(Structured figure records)
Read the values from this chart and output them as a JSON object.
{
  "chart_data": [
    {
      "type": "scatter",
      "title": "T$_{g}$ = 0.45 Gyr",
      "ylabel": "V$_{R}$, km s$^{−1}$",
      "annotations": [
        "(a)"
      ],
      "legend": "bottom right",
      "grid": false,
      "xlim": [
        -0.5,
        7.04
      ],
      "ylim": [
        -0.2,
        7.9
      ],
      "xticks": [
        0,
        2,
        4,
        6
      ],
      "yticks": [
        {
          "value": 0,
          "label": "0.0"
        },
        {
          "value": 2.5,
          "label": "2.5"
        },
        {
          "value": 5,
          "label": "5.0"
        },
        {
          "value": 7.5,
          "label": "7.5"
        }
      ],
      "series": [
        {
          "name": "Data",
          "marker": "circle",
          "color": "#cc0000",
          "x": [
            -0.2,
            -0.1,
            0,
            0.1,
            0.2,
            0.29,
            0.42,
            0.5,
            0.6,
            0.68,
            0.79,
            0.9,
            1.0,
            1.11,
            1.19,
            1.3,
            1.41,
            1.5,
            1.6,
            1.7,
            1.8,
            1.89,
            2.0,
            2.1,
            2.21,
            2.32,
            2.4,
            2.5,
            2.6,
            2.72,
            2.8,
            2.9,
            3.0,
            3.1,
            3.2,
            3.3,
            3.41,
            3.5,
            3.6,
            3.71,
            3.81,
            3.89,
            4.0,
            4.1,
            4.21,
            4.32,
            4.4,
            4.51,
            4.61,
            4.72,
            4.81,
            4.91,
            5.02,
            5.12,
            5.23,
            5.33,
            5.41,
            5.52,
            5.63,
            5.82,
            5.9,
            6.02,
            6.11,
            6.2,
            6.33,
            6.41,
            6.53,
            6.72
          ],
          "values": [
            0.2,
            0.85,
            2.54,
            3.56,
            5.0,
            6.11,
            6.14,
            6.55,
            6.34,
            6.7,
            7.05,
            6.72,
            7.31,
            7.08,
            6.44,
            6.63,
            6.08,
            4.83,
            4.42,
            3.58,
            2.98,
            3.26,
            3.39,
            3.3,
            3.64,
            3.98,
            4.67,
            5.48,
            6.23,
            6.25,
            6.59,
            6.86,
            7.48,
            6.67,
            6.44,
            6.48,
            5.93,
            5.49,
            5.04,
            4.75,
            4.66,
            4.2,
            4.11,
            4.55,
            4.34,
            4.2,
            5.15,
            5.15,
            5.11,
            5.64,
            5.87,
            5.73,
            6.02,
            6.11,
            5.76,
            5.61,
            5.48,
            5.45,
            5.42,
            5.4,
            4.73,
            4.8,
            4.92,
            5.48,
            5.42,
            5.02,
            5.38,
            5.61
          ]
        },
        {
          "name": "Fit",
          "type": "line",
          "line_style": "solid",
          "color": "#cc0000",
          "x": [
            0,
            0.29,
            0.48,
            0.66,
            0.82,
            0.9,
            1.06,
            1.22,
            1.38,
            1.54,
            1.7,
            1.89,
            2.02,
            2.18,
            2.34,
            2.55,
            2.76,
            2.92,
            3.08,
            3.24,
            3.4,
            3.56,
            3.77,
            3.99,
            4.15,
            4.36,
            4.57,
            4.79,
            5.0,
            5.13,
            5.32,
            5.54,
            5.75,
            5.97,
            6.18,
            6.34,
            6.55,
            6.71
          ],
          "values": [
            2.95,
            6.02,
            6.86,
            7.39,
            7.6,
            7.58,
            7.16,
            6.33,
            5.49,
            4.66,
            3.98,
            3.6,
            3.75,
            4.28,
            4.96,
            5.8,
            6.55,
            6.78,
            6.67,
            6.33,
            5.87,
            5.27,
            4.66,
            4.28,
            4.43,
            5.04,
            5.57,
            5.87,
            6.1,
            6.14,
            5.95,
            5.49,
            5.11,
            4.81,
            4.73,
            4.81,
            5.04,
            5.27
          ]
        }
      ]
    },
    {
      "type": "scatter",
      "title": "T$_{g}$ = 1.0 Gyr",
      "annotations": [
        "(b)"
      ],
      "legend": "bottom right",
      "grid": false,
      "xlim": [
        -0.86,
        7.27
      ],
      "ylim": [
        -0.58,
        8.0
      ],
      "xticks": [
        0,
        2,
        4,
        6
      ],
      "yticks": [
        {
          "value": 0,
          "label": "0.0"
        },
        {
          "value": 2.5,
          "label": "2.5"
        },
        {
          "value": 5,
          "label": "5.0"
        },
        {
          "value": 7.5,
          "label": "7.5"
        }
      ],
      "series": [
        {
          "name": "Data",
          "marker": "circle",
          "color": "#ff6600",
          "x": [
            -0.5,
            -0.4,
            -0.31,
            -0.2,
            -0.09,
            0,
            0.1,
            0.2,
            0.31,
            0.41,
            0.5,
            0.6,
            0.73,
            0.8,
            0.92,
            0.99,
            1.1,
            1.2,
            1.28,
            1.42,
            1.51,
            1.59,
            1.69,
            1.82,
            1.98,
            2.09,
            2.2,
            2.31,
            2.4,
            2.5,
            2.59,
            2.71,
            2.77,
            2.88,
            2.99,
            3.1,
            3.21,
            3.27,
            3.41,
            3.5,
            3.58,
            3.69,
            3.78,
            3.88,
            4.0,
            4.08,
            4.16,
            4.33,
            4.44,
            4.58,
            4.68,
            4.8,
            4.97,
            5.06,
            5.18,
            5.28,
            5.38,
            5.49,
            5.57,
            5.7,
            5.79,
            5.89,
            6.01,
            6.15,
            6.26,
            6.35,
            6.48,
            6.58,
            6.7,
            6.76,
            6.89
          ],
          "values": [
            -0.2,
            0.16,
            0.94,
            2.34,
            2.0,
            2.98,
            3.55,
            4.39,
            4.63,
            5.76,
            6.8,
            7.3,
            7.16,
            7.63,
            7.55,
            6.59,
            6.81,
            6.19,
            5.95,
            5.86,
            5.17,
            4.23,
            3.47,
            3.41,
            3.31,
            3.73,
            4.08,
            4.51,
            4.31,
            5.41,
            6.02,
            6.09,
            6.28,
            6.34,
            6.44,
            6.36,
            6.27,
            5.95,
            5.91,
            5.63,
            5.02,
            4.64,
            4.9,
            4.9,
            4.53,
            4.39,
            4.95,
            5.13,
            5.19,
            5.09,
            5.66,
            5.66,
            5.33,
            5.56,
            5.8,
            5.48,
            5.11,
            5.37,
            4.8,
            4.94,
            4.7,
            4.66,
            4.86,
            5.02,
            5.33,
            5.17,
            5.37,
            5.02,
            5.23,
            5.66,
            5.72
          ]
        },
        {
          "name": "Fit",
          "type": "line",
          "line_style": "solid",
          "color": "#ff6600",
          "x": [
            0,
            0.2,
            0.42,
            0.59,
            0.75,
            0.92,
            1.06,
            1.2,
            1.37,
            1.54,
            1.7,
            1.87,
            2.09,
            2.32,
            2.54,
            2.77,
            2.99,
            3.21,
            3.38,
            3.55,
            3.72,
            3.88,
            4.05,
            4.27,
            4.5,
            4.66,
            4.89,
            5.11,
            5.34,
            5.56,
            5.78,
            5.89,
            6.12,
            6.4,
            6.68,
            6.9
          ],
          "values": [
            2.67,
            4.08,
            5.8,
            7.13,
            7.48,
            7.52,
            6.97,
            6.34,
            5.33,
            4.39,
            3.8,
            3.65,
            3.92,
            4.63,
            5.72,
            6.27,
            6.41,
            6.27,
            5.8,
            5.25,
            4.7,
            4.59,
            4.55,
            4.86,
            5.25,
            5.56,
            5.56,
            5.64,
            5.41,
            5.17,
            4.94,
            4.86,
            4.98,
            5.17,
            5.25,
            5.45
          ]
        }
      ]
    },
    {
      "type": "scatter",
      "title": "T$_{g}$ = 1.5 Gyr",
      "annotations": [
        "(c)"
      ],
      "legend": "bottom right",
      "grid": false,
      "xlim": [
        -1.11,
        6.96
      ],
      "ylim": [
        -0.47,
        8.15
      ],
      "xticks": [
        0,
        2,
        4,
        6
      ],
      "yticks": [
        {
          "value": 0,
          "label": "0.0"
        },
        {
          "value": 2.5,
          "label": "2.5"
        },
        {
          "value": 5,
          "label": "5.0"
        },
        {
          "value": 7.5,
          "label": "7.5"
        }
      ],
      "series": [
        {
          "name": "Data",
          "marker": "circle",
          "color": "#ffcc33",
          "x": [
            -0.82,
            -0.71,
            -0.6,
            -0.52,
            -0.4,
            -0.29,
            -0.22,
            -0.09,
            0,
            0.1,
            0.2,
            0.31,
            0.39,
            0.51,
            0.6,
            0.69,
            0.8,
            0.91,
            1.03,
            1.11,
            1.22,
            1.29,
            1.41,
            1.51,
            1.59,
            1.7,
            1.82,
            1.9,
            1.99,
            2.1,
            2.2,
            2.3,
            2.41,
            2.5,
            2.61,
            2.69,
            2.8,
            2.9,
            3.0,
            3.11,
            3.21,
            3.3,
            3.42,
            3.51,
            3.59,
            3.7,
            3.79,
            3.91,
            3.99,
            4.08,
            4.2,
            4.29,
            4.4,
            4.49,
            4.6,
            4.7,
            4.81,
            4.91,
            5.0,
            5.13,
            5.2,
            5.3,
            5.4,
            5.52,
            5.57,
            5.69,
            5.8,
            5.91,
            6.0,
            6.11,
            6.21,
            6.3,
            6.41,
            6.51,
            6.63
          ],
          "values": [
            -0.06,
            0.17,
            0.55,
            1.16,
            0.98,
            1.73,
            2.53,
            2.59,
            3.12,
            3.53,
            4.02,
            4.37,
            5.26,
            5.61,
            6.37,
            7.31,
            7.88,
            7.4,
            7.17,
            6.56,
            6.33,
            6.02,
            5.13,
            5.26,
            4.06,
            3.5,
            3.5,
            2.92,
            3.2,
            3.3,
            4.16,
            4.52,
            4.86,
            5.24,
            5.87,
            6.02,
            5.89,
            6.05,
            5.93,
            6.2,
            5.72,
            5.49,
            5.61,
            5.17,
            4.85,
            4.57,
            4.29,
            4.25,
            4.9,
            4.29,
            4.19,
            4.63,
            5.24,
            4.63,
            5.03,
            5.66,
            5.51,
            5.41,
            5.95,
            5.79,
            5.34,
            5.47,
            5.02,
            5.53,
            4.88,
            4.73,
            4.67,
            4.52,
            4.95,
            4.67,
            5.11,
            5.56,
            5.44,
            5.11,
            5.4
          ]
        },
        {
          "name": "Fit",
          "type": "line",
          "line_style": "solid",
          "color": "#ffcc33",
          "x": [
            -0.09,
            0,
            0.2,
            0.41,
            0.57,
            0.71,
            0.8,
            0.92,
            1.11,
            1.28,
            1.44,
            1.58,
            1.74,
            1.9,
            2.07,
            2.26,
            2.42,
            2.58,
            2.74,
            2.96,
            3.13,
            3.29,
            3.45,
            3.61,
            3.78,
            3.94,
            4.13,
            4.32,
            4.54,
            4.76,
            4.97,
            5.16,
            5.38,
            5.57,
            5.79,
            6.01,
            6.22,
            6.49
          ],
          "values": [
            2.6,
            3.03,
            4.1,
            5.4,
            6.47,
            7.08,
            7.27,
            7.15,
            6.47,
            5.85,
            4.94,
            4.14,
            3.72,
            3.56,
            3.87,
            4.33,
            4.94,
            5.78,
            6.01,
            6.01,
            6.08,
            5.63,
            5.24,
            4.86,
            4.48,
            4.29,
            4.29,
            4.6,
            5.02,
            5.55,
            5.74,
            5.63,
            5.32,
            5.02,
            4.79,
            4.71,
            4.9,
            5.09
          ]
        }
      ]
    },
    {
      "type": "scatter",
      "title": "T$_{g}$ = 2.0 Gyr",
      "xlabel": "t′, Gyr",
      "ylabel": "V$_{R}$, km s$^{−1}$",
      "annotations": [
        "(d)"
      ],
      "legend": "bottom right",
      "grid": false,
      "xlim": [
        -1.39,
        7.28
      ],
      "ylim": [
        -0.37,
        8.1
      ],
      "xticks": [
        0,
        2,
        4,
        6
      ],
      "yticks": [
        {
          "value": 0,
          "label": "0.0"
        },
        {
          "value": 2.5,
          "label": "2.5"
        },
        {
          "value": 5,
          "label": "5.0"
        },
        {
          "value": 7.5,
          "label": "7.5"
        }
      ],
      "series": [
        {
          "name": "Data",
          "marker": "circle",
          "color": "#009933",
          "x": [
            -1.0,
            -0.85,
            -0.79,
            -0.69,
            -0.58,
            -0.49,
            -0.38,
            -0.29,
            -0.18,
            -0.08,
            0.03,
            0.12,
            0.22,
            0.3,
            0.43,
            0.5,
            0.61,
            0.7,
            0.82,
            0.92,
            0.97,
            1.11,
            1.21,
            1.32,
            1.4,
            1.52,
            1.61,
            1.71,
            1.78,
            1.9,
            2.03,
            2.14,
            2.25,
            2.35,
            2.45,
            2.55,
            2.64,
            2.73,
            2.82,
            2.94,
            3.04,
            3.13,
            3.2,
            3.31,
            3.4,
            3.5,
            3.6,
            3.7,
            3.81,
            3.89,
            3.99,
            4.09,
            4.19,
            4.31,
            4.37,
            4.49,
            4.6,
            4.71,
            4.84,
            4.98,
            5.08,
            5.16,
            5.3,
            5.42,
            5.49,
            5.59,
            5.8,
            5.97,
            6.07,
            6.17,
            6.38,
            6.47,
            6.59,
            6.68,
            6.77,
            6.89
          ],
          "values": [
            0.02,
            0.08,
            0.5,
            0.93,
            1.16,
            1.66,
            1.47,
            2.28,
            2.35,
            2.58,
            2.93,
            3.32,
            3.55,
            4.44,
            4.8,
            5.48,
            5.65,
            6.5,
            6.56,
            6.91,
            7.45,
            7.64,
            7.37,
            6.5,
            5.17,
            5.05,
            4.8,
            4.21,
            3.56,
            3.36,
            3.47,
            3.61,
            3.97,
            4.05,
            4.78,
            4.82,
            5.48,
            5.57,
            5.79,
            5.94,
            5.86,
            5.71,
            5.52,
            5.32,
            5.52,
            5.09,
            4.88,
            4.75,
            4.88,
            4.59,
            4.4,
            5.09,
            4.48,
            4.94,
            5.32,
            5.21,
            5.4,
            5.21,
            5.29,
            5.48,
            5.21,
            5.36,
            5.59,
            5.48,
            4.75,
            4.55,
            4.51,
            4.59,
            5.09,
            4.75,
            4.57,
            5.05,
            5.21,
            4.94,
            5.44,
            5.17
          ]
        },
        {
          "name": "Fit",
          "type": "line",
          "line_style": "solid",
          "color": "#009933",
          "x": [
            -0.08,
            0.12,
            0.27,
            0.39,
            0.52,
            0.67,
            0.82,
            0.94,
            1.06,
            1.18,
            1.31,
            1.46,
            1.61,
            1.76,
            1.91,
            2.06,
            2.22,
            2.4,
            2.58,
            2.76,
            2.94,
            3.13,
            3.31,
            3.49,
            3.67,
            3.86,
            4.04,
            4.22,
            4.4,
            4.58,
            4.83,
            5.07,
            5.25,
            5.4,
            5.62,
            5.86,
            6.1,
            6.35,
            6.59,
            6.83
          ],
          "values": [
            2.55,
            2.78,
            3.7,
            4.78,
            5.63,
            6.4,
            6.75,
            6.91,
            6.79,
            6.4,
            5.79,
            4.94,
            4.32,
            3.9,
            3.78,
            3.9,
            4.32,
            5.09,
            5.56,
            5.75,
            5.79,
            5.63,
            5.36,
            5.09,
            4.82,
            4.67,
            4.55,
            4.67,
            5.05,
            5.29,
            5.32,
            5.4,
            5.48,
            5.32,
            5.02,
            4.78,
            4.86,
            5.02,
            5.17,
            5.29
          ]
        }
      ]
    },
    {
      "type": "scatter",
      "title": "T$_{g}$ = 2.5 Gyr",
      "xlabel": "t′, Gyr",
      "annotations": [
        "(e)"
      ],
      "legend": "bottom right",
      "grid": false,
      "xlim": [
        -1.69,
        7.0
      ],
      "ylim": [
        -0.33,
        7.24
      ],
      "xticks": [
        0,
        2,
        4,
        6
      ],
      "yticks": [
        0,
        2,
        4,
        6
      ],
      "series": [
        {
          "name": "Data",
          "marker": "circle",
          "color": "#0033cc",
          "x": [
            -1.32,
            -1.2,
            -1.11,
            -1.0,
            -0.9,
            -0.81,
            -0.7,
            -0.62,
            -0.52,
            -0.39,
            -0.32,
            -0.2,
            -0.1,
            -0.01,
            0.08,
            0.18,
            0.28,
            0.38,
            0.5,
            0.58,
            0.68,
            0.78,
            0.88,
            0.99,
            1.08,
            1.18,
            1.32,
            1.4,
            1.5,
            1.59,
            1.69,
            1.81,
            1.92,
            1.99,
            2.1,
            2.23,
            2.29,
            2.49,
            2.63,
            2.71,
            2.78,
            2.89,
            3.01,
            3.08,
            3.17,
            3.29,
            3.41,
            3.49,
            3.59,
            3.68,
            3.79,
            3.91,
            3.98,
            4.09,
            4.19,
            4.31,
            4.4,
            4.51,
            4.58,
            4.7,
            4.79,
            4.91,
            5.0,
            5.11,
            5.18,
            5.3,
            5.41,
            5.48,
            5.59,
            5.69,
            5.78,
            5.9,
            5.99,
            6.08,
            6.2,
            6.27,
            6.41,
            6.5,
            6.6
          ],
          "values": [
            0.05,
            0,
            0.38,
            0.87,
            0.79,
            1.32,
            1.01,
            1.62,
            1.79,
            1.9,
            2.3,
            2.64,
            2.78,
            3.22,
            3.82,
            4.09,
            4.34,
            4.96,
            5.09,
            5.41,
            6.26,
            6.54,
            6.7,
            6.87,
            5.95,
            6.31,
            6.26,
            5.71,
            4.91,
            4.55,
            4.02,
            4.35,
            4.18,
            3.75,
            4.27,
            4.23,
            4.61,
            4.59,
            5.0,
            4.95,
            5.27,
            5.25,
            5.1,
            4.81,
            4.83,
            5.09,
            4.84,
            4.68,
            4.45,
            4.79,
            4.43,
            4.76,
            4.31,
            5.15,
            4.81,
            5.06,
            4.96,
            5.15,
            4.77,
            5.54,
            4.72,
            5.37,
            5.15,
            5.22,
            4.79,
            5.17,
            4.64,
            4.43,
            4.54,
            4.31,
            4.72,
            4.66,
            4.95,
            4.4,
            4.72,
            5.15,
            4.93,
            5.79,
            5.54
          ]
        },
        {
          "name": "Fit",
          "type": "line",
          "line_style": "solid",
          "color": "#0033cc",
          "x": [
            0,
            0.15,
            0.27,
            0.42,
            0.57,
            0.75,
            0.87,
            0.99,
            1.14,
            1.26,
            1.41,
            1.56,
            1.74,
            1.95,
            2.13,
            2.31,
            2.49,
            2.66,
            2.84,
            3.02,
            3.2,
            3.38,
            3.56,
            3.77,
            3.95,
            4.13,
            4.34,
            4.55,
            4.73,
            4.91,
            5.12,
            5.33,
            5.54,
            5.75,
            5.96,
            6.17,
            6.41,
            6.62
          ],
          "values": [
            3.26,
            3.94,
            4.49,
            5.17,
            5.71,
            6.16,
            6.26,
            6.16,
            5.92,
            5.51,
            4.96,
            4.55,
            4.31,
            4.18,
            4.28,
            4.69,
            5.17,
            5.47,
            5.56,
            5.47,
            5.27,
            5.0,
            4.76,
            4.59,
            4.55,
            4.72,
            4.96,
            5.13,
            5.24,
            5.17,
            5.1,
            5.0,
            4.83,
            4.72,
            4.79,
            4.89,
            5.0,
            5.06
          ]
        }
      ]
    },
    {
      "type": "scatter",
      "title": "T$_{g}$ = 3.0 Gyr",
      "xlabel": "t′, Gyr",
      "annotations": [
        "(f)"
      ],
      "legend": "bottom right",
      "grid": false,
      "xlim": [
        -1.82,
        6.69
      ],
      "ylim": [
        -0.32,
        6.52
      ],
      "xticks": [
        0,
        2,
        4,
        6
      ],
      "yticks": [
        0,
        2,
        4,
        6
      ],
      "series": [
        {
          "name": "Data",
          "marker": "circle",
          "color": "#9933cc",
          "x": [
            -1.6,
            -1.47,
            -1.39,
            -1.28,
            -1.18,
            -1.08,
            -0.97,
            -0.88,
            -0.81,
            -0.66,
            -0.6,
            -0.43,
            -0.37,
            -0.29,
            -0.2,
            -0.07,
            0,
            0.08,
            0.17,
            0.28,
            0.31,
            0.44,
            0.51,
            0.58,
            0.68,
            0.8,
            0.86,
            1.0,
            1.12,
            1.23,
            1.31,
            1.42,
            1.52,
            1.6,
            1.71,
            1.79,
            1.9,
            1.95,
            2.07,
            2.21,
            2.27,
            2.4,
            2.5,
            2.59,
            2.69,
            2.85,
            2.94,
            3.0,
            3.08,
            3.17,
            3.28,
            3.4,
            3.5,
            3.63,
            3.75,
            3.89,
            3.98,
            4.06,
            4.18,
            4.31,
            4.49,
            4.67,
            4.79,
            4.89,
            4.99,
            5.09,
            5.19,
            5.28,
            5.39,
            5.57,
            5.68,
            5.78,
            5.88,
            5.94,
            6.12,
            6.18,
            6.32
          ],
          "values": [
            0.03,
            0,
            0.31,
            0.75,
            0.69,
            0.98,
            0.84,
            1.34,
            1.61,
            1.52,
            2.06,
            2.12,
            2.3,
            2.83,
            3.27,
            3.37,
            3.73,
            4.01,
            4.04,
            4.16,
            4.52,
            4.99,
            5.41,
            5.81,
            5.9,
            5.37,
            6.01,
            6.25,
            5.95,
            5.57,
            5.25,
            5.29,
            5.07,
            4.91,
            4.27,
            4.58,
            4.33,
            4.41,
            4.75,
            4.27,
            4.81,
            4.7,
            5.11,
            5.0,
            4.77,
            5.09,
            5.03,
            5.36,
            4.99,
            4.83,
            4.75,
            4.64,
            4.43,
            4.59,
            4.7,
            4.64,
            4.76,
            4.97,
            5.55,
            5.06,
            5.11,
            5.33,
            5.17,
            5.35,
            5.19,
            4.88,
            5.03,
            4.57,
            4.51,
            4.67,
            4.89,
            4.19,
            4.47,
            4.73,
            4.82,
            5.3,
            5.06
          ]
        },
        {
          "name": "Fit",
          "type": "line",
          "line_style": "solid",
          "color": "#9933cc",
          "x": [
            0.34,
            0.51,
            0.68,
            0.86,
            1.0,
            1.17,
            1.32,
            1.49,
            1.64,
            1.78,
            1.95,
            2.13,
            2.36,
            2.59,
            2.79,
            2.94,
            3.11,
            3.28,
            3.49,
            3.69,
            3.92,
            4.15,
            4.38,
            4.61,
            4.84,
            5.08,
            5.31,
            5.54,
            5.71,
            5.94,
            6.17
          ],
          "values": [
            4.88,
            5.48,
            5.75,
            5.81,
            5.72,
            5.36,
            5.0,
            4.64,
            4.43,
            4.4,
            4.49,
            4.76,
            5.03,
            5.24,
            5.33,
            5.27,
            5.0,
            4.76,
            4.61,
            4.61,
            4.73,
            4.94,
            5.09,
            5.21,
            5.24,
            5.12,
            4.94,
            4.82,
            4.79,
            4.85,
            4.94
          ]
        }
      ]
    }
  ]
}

Task:
Pick out each line containing "title" and report it.

The answer:
      "title": "T$_{g}$ = 0.45 Gyr",
      "title": "T$_{g}$ = 1.0 Gyr",
      "title": "T$_{g}$ = 1.5 Gyr",
      "title": "T$_{g}$ = 2.0 Gyr",
      "title": "T$_{g}$ = 2.5 Gyr",
      "title": "T$_{g}$ = 3.0 Gyr",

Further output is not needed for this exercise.